BEGIN Data for processing
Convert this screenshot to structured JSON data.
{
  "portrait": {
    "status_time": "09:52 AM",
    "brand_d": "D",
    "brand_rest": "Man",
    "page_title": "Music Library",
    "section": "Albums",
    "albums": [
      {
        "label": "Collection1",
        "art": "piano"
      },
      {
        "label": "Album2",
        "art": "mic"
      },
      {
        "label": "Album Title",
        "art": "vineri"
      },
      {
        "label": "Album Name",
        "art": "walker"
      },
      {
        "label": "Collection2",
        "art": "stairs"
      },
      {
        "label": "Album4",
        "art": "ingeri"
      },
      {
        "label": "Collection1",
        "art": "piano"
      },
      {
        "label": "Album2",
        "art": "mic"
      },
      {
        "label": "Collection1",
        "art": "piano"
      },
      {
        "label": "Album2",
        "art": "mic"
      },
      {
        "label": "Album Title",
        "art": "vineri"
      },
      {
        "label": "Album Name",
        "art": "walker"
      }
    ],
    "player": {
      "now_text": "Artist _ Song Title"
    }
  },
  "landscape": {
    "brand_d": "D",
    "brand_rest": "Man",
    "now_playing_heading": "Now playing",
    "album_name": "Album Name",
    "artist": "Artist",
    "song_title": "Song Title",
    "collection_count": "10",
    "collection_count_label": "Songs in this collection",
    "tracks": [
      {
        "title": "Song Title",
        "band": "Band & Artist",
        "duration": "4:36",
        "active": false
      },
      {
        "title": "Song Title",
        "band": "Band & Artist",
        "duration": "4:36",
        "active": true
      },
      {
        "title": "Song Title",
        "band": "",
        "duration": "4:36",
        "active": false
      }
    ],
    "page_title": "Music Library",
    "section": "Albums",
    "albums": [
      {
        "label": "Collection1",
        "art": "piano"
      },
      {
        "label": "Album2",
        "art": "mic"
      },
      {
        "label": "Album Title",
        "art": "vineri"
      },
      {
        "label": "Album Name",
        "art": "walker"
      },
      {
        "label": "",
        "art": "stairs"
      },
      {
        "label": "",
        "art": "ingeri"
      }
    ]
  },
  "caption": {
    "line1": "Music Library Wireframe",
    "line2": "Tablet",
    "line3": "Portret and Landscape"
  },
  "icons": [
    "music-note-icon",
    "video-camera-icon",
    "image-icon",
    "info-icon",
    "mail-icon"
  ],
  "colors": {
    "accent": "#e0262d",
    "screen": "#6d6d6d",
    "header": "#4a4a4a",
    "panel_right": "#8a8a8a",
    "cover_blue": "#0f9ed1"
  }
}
END Data for processing
Exercise
State how many lines in the records above contain the word "this", and give only that number.

Task result
2